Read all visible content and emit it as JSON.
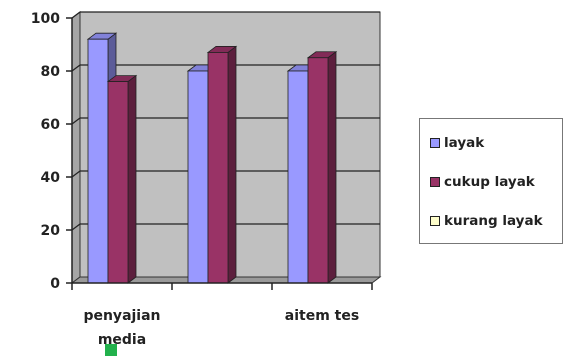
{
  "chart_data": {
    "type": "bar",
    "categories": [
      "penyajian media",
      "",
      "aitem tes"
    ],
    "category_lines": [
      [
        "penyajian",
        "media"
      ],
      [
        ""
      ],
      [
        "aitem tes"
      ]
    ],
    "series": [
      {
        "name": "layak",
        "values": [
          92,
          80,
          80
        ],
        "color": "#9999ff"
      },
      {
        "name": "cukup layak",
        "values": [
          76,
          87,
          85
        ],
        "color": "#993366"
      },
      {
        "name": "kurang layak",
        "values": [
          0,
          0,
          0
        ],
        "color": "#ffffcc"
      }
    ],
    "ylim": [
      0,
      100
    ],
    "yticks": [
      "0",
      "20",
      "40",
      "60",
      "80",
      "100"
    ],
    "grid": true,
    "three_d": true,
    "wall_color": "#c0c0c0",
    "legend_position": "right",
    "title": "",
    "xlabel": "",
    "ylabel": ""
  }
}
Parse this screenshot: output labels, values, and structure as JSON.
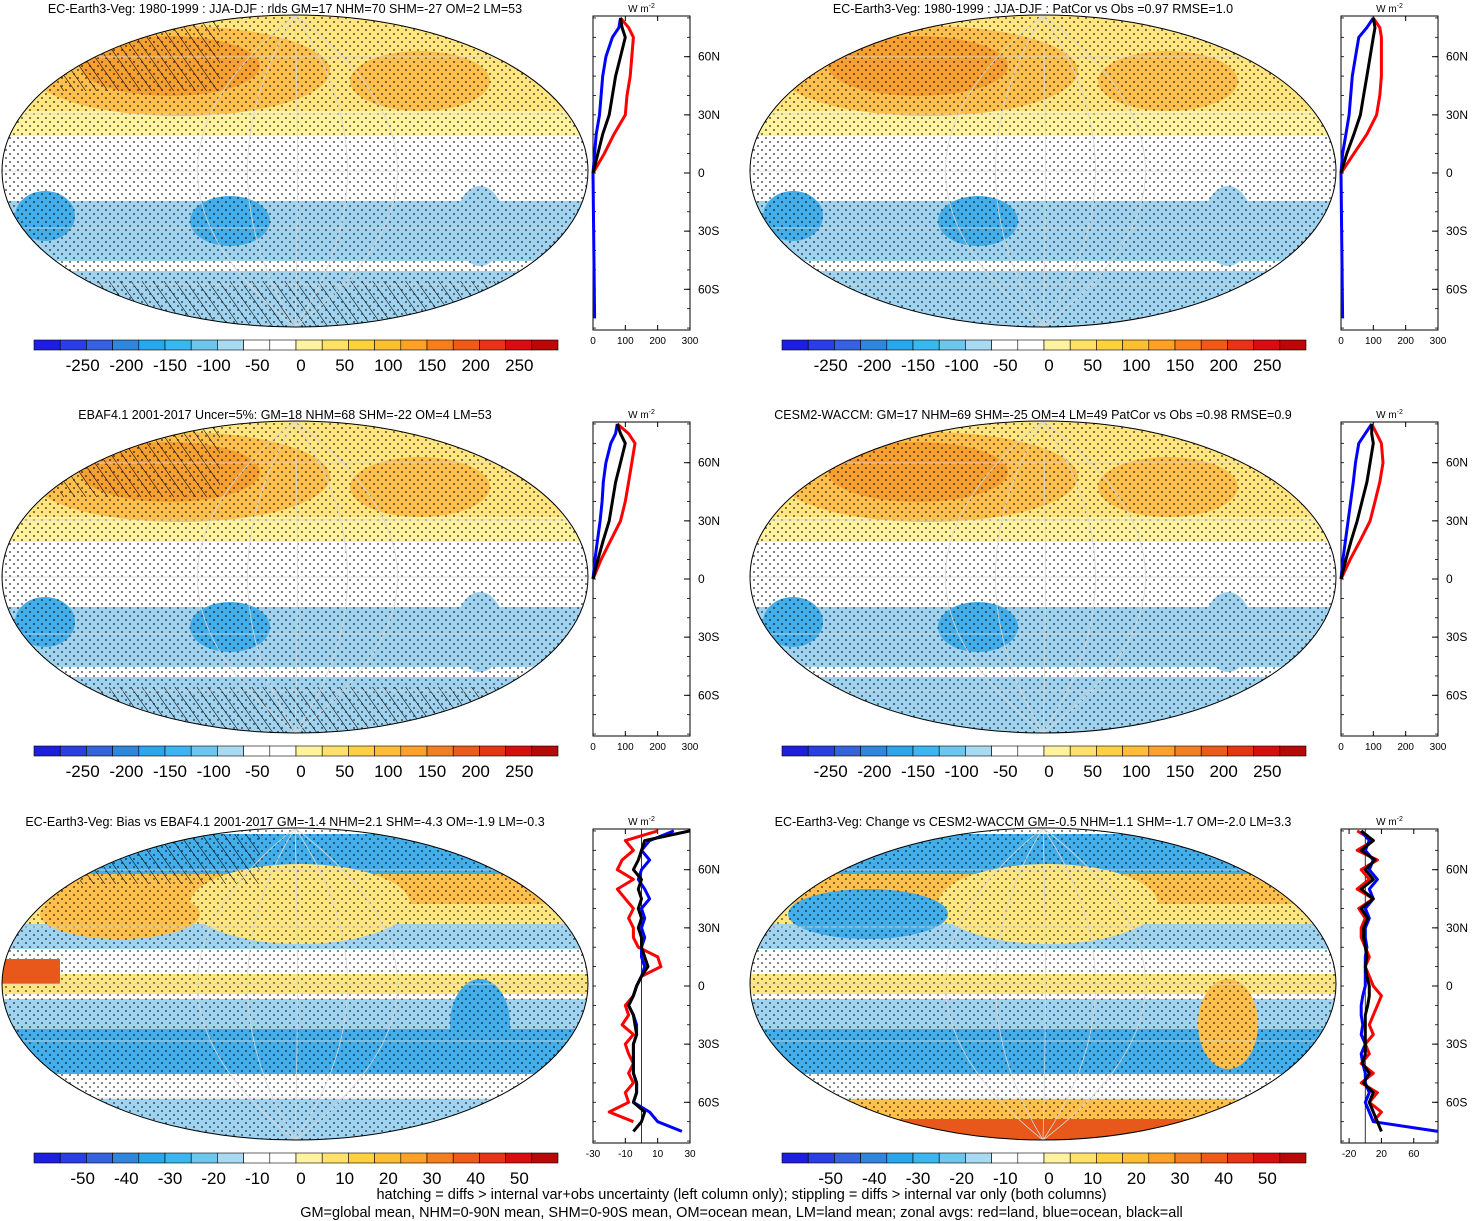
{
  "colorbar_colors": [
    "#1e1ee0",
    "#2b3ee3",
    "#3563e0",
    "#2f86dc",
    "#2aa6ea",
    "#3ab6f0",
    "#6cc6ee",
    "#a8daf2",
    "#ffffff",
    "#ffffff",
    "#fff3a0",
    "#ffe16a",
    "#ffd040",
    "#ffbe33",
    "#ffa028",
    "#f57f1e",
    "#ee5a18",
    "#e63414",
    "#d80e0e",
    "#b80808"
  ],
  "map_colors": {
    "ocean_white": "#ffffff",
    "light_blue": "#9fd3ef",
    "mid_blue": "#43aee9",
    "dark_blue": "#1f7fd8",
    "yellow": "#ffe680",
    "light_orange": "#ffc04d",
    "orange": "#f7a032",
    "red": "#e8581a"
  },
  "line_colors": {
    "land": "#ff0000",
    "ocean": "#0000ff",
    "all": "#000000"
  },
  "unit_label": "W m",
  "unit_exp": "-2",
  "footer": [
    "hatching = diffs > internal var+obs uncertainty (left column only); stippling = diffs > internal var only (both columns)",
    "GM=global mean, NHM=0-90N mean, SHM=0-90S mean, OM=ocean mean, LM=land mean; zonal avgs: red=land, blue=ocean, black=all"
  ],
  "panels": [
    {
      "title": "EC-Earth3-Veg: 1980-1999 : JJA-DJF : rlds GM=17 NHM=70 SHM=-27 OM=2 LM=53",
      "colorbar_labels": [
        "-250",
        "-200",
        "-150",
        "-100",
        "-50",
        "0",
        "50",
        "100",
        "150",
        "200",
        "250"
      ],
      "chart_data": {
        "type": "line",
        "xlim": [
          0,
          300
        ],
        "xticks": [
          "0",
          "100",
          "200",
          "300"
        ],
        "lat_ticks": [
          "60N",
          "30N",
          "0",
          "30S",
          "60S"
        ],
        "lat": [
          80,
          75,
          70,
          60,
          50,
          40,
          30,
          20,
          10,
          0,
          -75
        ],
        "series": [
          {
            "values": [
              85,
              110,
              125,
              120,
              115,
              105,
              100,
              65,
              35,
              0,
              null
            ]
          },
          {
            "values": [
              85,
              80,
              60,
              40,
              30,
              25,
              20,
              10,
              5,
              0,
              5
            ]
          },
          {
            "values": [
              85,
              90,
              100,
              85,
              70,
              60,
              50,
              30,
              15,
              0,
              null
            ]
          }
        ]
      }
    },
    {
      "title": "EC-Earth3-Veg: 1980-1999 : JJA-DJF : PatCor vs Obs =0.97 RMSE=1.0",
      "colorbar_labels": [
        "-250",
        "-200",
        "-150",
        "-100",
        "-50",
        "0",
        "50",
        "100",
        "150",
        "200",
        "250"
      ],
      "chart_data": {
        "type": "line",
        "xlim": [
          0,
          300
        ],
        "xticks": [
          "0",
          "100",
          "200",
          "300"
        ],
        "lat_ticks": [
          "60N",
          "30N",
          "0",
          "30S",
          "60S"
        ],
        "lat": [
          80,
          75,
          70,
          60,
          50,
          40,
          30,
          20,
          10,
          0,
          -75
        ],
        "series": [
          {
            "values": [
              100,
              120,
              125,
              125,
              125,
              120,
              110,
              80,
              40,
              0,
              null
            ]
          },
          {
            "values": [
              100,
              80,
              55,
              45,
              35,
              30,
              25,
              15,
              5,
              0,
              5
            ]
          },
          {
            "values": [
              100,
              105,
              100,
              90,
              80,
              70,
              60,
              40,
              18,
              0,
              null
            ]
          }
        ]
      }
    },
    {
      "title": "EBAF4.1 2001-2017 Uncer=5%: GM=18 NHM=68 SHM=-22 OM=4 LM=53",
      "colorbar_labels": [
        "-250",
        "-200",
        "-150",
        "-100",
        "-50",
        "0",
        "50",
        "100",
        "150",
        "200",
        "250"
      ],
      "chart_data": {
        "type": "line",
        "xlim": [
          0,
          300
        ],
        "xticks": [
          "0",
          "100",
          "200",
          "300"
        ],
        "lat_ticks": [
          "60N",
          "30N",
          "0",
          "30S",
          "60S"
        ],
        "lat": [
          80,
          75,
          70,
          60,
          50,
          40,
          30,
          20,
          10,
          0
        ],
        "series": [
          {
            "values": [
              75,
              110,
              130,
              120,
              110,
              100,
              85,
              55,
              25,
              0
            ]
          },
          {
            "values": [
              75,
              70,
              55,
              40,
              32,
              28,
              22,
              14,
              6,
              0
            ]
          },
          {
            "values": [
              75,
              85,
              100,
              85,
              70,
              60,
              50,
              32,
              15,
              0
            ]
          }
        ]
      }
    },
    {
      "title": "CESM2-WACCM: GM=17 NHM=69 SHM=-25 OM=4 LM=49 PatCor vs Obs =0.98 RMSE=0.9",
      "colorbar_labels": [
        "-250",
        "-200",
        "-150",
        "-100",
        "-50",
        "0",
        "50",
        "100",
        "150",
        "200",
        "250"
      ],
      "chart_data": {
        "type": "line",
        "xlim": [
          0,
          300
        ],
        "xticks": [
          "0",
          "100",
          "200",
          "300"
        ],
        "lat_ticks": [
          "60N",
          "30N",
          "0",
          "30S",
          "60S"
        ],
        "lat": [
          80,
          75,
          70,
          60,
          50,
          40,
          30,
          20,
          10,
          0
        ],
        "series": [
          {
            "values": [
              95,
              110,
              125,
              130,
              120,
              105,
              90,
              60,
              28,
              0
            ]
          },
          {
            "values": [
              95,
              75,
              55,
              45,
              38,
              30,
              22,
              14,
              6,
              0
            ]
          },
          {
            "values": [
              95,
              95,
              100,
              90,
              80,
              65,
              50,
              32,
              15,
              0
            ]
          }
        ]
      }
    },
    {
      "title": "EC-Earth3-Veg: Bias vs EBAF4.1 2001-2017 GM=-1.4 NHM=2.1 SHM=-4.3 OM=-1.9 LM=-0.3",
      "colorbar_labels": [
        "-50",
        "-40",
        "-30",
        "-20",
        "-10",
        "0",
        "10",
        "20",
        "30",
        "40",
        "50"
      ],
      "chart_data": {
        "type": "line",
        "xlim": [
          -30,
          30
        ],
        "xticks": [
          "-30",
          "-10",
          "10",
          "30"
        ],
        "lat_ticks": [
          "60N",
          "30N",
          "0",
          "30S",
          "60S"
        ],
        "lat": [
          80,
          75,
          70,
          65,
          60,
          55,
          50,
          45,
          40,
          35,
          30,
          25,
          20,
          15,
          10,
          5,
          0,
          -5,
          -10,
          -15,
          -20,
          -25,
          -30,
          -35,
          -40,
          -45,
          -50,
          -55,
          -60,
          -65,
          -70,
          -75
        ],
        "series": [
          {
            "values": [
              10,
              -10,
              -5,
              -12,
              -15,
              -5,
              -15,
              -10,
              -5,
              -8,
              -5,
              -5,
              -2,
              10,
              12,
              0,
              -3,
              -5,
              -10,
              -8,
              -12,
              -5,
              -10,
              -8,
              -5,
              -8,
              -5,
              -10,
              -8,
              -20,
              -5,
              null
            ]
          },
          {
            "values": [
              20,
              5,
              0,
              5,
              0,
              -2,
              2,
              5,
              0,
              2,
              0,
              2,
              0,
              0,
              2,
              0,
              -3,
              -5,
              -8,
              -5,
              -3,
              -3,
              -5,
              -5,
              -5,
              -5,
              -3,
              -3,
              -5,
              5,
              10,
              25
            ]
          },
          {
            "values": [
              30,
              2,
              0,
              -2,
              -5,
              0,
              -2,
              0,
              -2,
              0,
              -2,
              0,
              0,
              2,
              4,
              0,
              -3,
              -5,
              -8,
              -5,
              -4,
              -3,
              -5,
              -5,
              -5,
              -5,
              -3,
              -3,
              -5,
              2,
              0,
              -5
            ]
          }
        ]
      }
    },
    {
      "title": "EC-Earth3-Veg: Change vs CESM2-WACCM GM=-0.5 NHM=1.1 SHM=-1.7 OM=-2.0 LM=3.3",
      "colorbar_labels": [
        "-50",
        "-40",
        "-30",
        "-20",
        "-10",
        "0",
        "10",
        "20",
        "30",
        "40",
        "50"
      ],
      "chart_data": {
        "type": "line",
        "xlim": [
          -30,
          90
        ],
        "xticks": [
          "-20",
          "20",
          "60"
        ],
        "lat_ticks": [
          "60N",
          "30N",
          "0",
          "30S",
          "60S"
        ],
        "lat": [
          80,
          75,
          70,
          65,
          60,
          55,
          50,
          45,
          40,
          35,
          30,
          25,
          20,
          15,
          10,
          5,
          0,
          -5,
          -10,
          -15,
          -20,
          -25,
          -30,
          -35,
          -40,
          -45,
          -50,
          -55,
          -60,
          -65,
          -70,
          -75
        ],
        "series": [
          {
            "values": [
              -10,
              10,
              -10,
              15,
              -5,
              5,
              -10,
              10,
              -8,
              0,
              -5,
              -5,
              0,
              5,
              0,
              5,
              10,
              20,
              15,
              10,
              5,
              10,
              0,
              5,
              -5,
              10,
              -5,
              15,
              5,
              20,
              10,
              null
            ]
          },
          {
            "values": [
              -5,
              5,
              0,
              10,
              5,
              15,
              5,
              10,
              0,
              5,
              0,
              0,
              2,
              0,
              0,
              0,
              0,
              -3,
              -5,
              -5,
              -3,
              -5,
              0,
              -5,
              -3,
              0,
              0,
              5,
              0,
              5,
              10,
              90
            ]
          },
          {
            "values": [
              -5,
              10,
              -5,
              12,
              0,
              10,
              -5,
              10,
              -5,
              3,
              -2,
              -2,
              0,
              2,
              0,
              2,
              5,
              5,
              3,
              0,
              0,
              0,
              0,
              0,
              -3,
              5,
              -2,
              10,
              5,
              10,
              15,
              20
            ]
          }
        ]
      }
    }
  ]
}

==

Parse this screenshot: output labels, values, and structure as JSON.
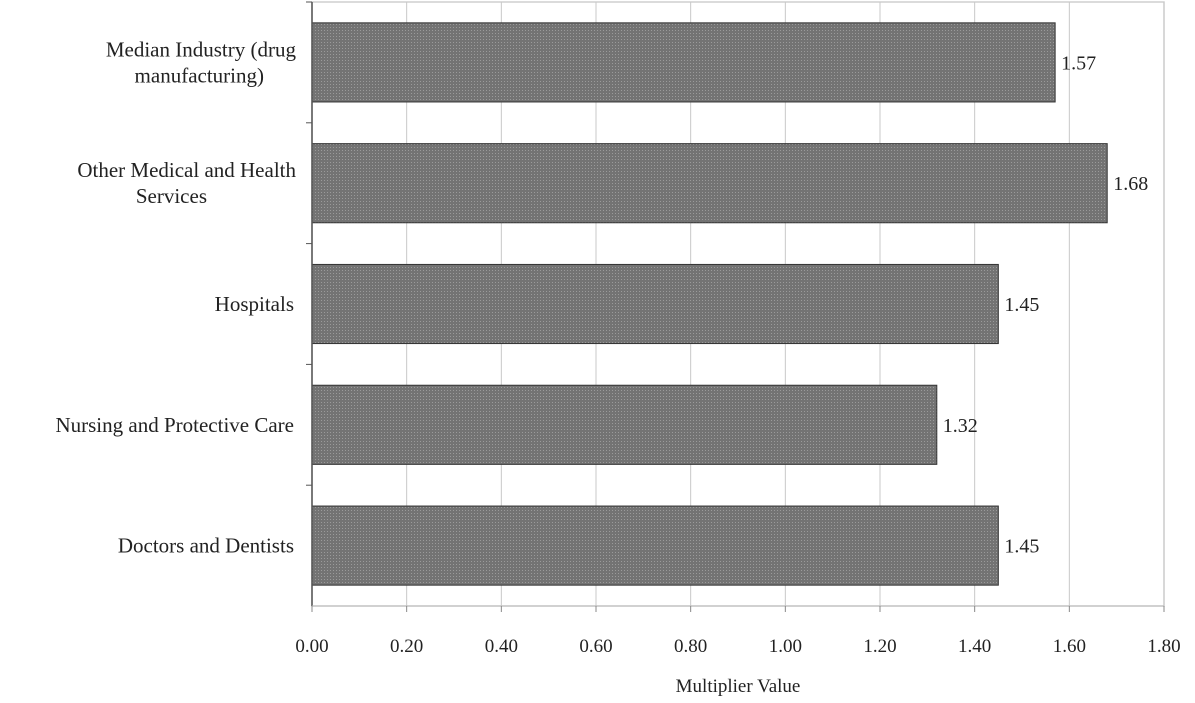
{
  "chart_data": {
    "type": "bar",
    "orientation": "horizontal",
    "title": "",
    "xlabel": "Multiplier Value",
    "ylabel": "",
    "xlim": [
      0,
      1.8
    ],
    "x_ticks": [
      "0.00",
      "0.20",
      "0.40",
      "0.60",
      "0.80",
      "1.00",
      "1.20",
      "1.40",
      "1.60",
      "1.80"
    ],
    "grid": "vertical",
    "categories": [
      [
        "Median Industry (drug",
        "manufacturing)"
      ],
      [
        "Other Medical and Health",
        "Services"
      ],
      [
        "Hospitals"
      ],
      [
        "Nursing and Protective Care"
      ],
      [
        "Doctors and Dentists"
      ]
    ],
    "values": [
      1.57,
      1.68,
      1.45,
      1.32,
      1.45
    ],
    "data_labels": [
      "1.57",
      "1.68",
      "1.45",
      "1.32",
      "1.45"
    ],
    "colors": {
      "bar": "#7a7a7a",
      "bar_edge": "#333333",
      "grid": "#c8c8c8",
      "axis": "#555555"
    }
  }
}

What you have to do> Filter the records above and return every line that holds the word "WACCM".

Answer for the task>
      "title": "CESM2-WACCM: GM=17 NHM=69 SHM=-25 OM=4 LM=49 PatCor vs Obs =0.98 RMSE=0.9",
      "title": "EC-Earth3-Veg: Change vs CESM2-WACCM GM=-0.5 NHM=1.1 SHM=-1.7 OM=-2.0 LM=3.3",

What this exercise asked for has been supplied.